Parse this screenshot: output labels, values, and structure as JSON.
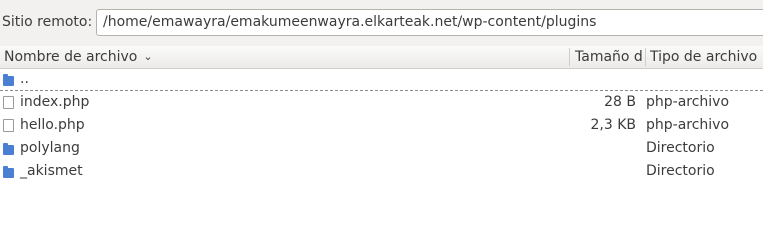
{
  "remote": {
    "label": "Sitio remoto:",
    "path": "/home/emawayra/emakumeenwayra.elkarteak.net/wp-content/plugins"
  },
  "columns": {
    "name": "Nombre de archivo",
    "size": "Tamaño de",
    "type": "Tipo de archivo",
    "sort_icon": "chevron-down-icon"
  },
  "rows": [
    {
      "name": "..",
      "size": "",
      "type": "",
      "icon": "folder-icon"
    },
    {
      "name": "index.php",
      "size": "28 B",
      "type": "php-archivo",
      "icon": "file-icon"
    },
    {
      "name": "hello.php",
      "size": "2,3 KB",
      "type": "php-archivo",
      "icon": "file-icon"
    },
    {
      "name": "polylang",
      "size": "",
      "type": "Directorio",
      "icon": "folder-icon"
    },
    {
      "name": "_akismet",
      "size": "",
      "type": "Directorio",
      "icon": "folder-icon"
    }
  ],
  "colors": {
    "folder": "#4a7fd4",
    "header_bg": "#f2f1f0"
  }
}
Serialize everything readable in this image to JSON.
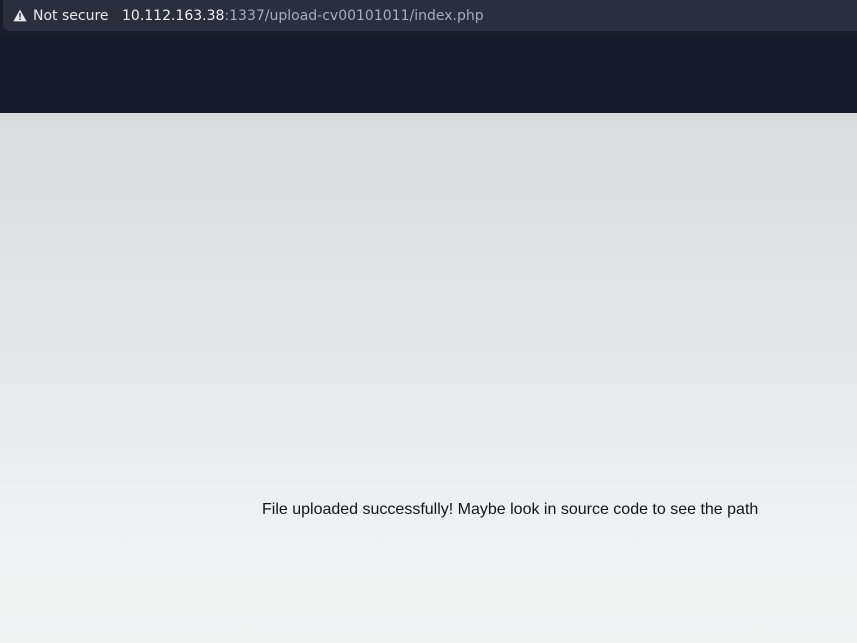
{
  "browser": {
    "security_label": "Not secure",
    "url_host": "10.112.163.38",
    "url_rest": ":1337/upload-cv00101011/index.php"
  },
  "page": {
    "message": "File uploaded successfully! Maybe look in source code to see the path"
  },
  "colors": {
    "header_bg": "#171c2a",
    "urlbar_bg": "#2b2f3d",
    "text": "#141414"
  },
  "icons": {
    "security": "warning-triangle-icon"
  }
}
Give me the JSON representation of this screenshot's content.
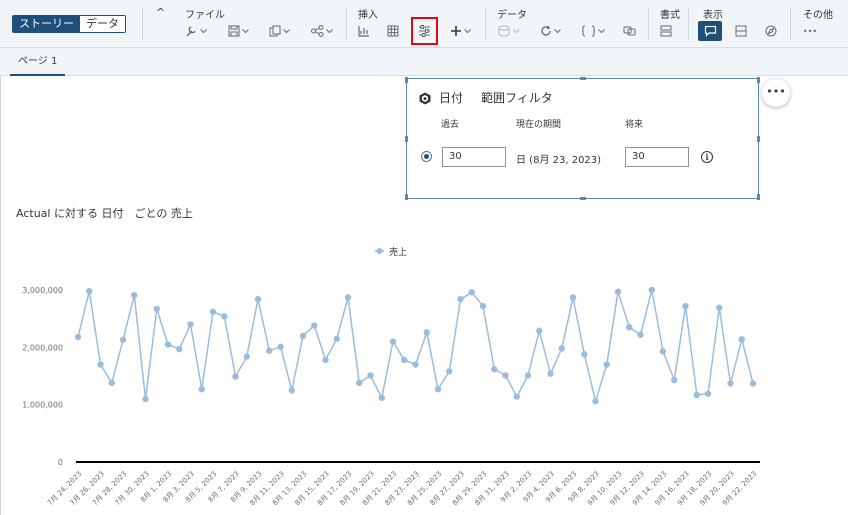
{
  "toolbar": {
    "mode_story": "ストーリー",
    "mode_data": "データ",
    "collapse_glyph": "^",
    "groups": {
      "file": "ファイル",
      "insert": "挿入",
      "data": "データ",
      "format": "書式",
      "view": "表示",
      "more": "その他"
    },
    "more_glyph": "•••"
  },
  "tabs": {
    "page1": "ページ 1"
  },
  "filter": {
    "title": "日付",
    "subtitle": "範囲フィルタ",
    "col_past": "過去",
    "col_current": "現在の期間",
    "col_future": "将来",
    "past_value": "30",
    "current_value": "日 (8月 23, 2023)",
    "future_value": "30",
    "info_glyph": "i",
    "more_glyph": "•••"
  },
  "colors": {
    "brand": "#1d4f7a",
    "highlight": "#e30613",
    "line": "#9bbcdd",
    "panel_border": "#5b88b4"
  },
  "icons": [
    "wrench-icon",
    "save-icon",
    "copy-icon",
    "share-icon",
    "table-layout-icon",
    "grid-icon",
    "input-control-icon",
    "plus-icon",
    "data-icon",
    "refresh-icon",
    "formula-icon",
    "link-dimension-icon",
    "format-icon",
    "comment-icon",
    "sidebar-icon",
    "compass-icon",
    "more-icon",
    "cube-icon",
    "info-icon"
  ],
  "chart_data": {
    "type": "line",
    "title": "Actual に対する 日付　ごとの 売上",
    "legend": "売上",
    "legend_position": "top-center",
    "ylim": [
      0,
      3000000
    ],
    "yticks": [
      "0",
      "1,000,000",
      "2,000,000",
      "3,000,000"
    ],
    "ytick_values": [
      0,
      1000000,
      2000000,
      3000000
    ],
    "grid": false,
    "xlabels": [
      "7月 24, 2023",
      "7月 26, 2023",
      "7月 28, 2023",
      "7月 30, 2023",
      "8月 1, 2023",
      "8月 3, 2023",
      "8月 5, 2023",
      "8月 7, 2023",
      "8月 9, 2023",
      "8月 11, 2023",
      "8月 13, 2023",
      "8月 15, 2023",
      "8月 17, 2023",
      "8月 19, 2023",
      "8月 21, 2023",
      "8月 23, 2023",
      "8月 25, 2023",
      "8月 27, 2023",
      "8月 29, 2023",
      "8月 31, 2023",
      "9月 2, 2023",
      "9月 4, 2023",
      "9月 6, 2023",
      "9月 8, 2023",
      "9月 10, 2023",
      "9月 12, 2023",
      "9月 14, 2023",
      "9月 16, 2023",
      "9月 18, 2023",
      "9月 20, 2023",
      "9月 22, 2023"
    ],
    "series": [
      {
        "name": "売上",
        "values": [
          2180000,
          2980000,
          1700000,
          1380000,
          2130000,
          2910000,
          1100000,
          2670000,
          2050000,
          1970000,
          2400000,
          1270000,
          2620000,
          2540000,
          1490000,
          1840000,
          2840000,
          1940000,
          2010000,
          1250000,
          2200000,
          2380000,
          1780000,
          2150000,
          2870000,
          1380000,
          1510000,
          1120000,
          2100000,
          1780000,
          1700000,
          2260000,
          1270000,
          1580000,
          2840000,
          2960000,
          2720000,
          1620000,
          1510000,
          1140000,
          1510000,
          2290000,
          1540000,
          1980000,
          2870000,
          1880000,
          1060000,
          1700000,
          2970000,
          2350000,
          2220000,
          3000000,
          1930000,
          1430000,
          2720000,
          1170000,
          1190000,
          2690000,
          1370000,
          2140000,
          1370000
        ]
      }
    ]
  }
}
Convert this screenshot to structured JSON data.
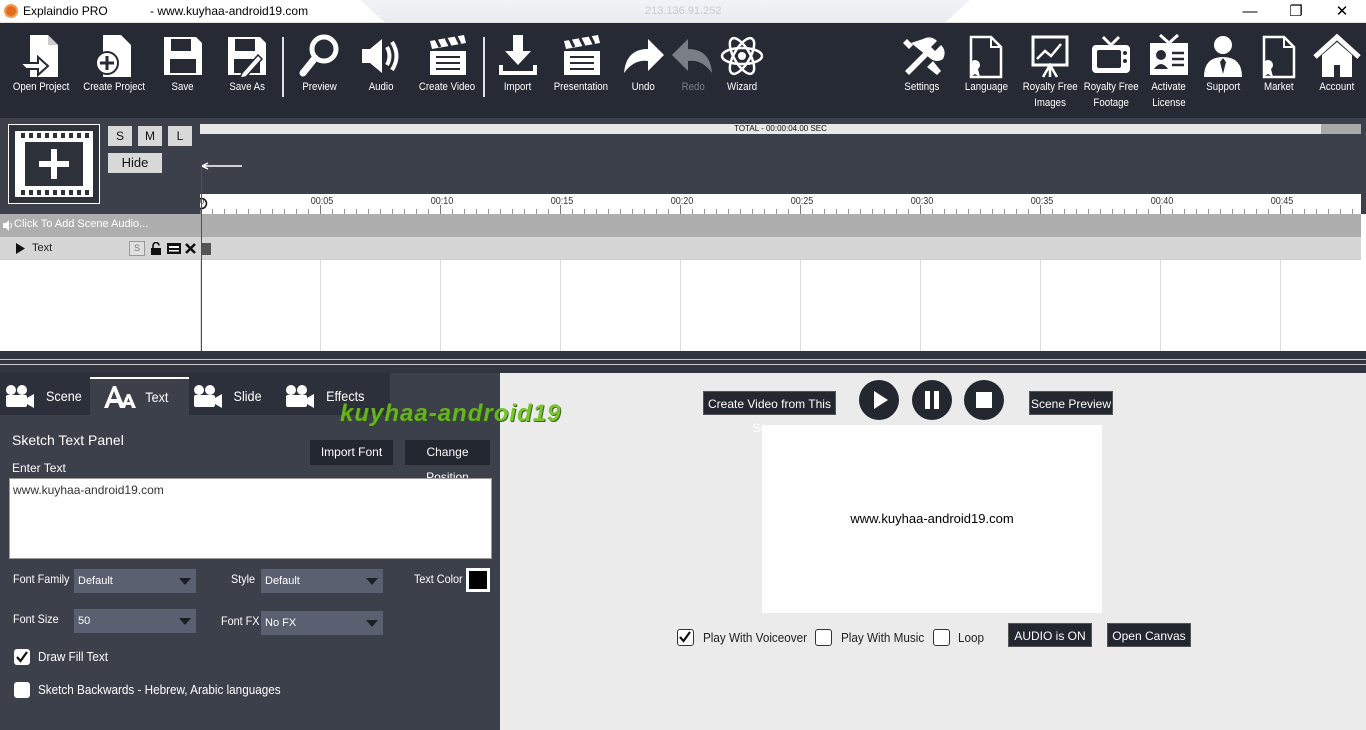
{
  "window": {
    "app_title": "Explaindio PRO",
    "url": "- www.kuyhaa-android19.com",
    "ip": "213.136.91.252",
    "minimize": "—",
    "maximize": "❐",
    "close": "✕"
  },
  "toolbar": {
    "open_project": "Open Project",
    "create_project": "Create Project",
    "save": "Save",
    "save_as": "Save As",
    "preview": "Preview",
    "audio": "Audio",
    "create_video": "Create Video",
    "import": "Import",
    "presentation": "Presentation",
    "undo": "Undo",
    "redo": "Redo",
    "wizard": "Wizard",
    "settings": "Settings",
    "language": "Language",
    "royalty_images": [
      "Royalty Free",
      "Images"
    ],
    "royalty_footage": [
      "Royalty Free",
      "Footage"
    ],
    "activate_license": [
      "Activate",
      "License"
    ],
    "support": "Support",
    "market": "Market",
    "account": "Account"
  },
  "timeline": {
    "size_s": "S",
    "size_m": "M",
    "size_l": "L",
    "hide": "Hide",
    "total": "TOTAL -  00:00:04.00 SEC",
    "ruler_start": "0",
    "ruler_labels": [
      "00:05",
      "00:10",
      "00:15",
      "00:20",
      "00:25",
      "00:30",
      "00:35",
      "00:40",
      "00:45"
    ],
    "audio_track": "Click To Add Scene Audio...",
    "text_track": "Text",
    "text_track_s": "S"
  },
  "tabs": [
    {
      "label": "Scene",
      "icon": "camera-icon"
    },
    {
      "label": "Text",
      "icon": "text-icon"
    },
    {
      "label": "Slide",
      "icon": "camera-icon"
    },
    {
      "label": "Effects",
      "icon": "camera-icon"
    }
  ],
  "text_panel": {
    "title": "Sketch Text Panel",
    "import_font": "Import Font",
    "change_position": "Change Position",
    "enter_text_label": "Enter Text",
    "text_value": "www.kuyhaa-android19.com",
    "font_family_label": "Font Family",
    "font_family_value": "Default",
    "style_label": "Style",
    "style_value": "Default",
    "text_color_label": "Text Color",
    "text_color": "#000000",
    "font_size_label": "Font Size",
    "font_size_value": "50",
    "font_fx_label": "Font FX",
    "font_fx_value": "No FX",
    "draw_fill_label": "Draw Fill Text",
    "draw_fill_checked": true,
    "sketch_backwards_label": "Sketch Backwards - Hebrew, Arabic languages",
    "sketch_backwards_checked": false
  },
  "preview_panel": {
    "create_video_scene": "Create Video from This Scene",
    "scene_preview": "Scene Preview",
    "canvas_text": "www.kuyhaa-android19.com",
    "play_voiceover": "Play With Voiceover",
    "play_voiceover_checked": true,
    "play_music": "Play With Music",
    "play_music_checked": false,
    "loop": "Loop",
    "loop_checked": false,
    "audio_status": "AUDIO is ON",
    "open_canvas": "Open Canvas"
  },
  "watermark": "kuyhaa-android19",
  "colors": {
    "toolbar_bg": "#252a34",
    "panel_bg": "#3b404b",
    "playhead": "#c0211f",
    "watermark": "#6fbf1d"
  }
}
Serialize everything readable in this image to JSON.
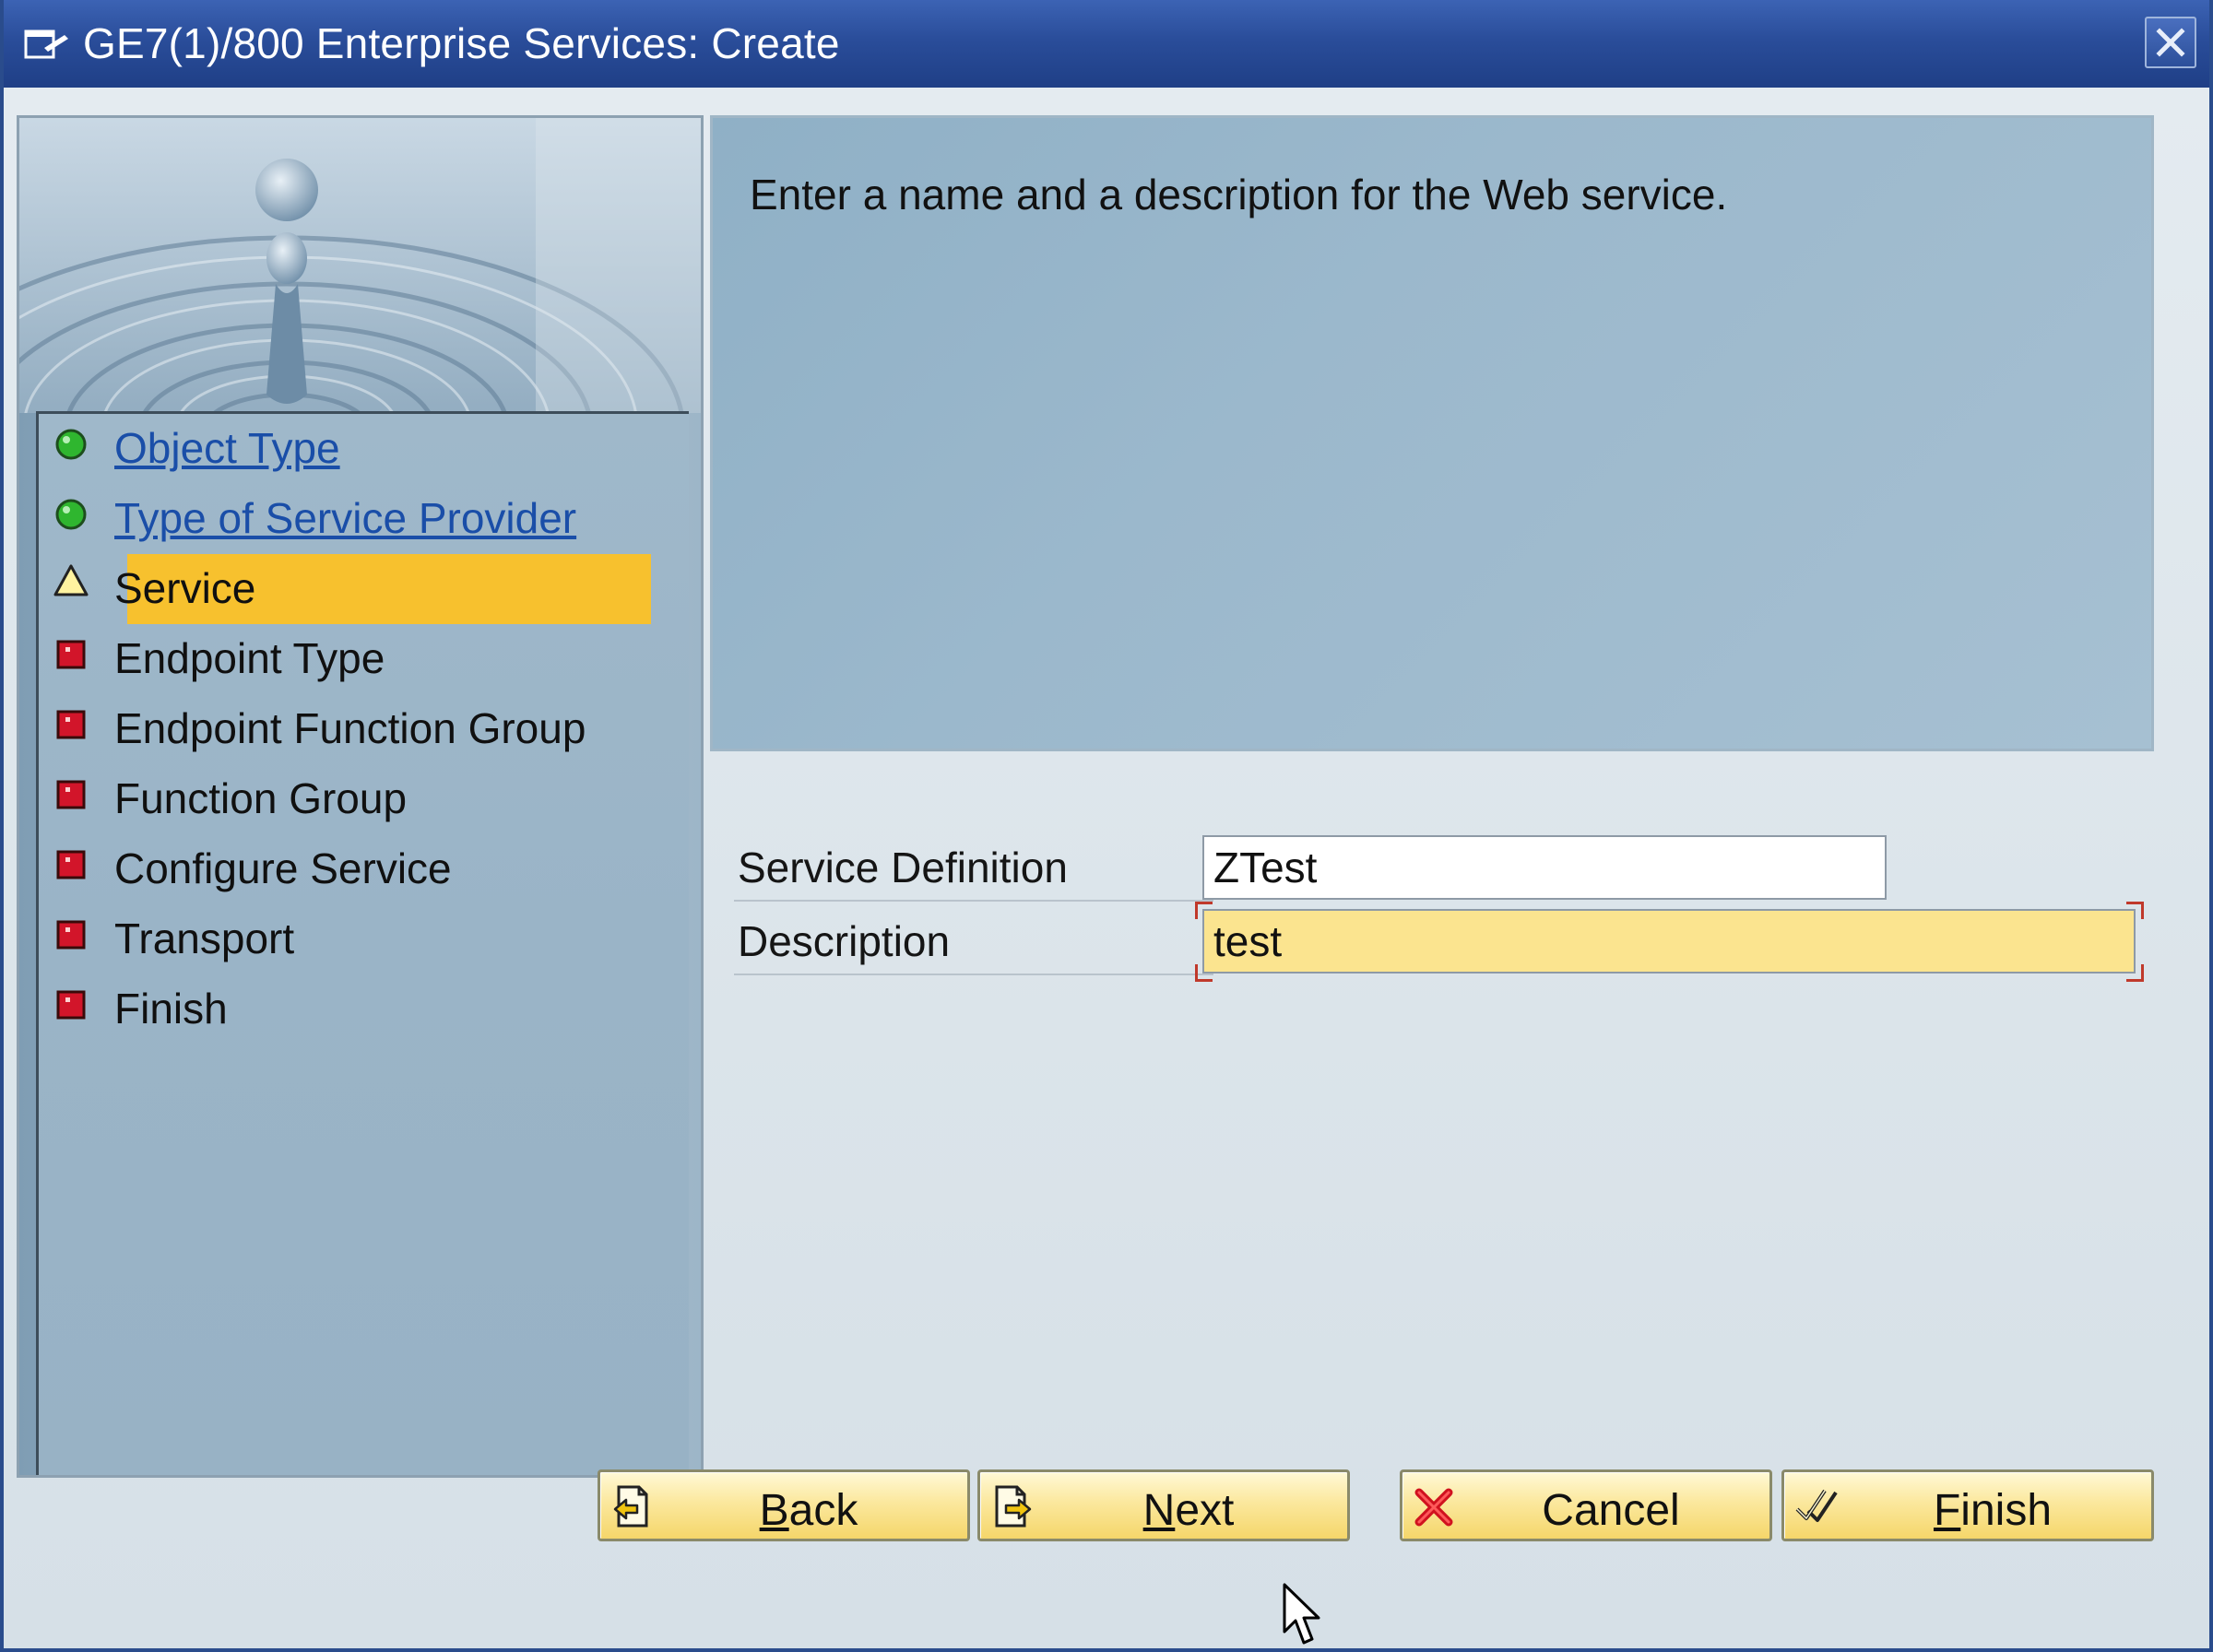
{
  "window": {
    "title": "GE7(1)/800 Enterprise Services: Create",
    "title_icon": "dialog-edit-icon",
    "close_icon": "close-icon"
  },
  "steps": [
    {
      "label": "Object Type",
      "status": "complete",
      "icon": "green-status-dot-icon",
      "link": true
    },
    {
      "label": "Type of Service Provider",
      "status": "complete",
      "icon": "green-status-dot-icon",
      "link": true
    },
    {
      "label": "Service",
      "status": "current",
      "icon": "warning-triangle-icon",
      "link": false
    },
    {
      "label": "Endpoint Type",
      "status": "pending",
      "icon": "red-square-icon",
      "link": false
    },
    {
      "label": "Endpoint Function Group",
      "status": "pending",
      "icon": "red-square-icon",
      "link": false
    },
    {
      "label": "Function Group",
      "status": "pending",
      "icon": "red-square-icon",
      "link": false
    },
    {
      "label": "Configure Service",
      "status": "pending",
      "icon": "red-square-icon",
      "link": false
    },
    {
      "label": "Transport",
      "status": "pending",
      "icon": "red-square-icon",
      "link": false
    },
    {
      "label": "Finish",
      "status": "pending",
      "icon": "red-square-icon",
      "link": false
    }
  ],
  "info": {
    "text": "Enter a name and a description for the Web service."
  },
  "form": {
    "service_definition_label": "Service Definition",
    "service_definition_value": "ZTest",
    "description_label": "Description",
    "description_value": "test"
  },
  "buttons": {
    "back": {
      "mnemonic": "B",
      "rest": "ack",
      "icon": "back-page-icon"
    },
    "next": {
      "mnemonic": "N",
      "rest": "ext",
      "icon": "next-page-icon"
    },
    "cancel": {
      "label": "Cancel",
      "icon": "cancel-x-icon"
    },
    "finish": {
      "mnemonic": "F",
      "rest": "inish",
      "icon": "finish-check-icon"
    }
  },
  "colors": {
    "titlebar": "#2a4d9a",
    "current_step_highlight": "#f7c12e",
    "link": "#1a4ea8",
    "required_field": "#fbe48f",
    "button_face": "#fbe89e"
  }
}
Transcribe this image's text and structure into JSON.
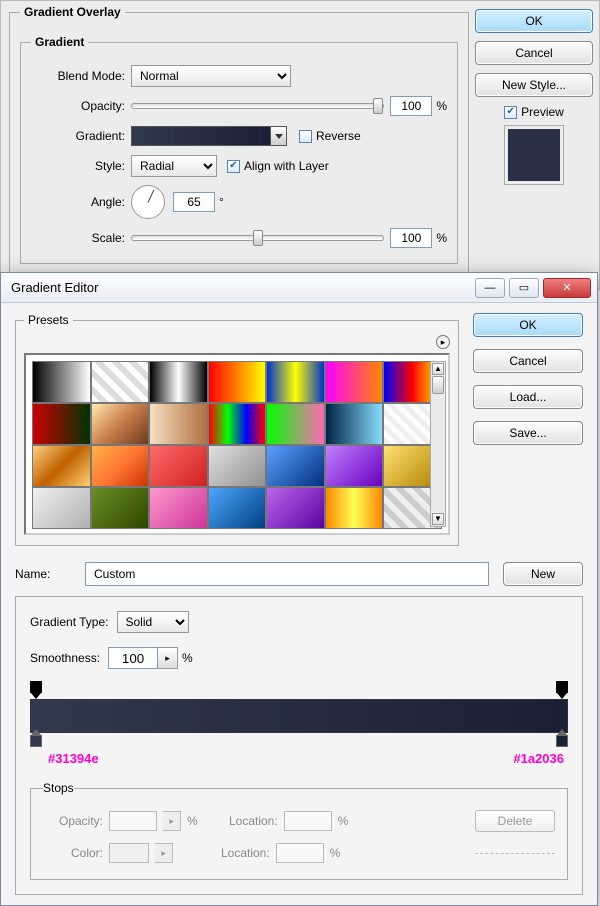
========
▶ The task: Out of the material above, select every line that holds the string "With".

▶ The completed task:
    "play_voiceover": "Play With Voiceover",
    "play_music": "Play With Music",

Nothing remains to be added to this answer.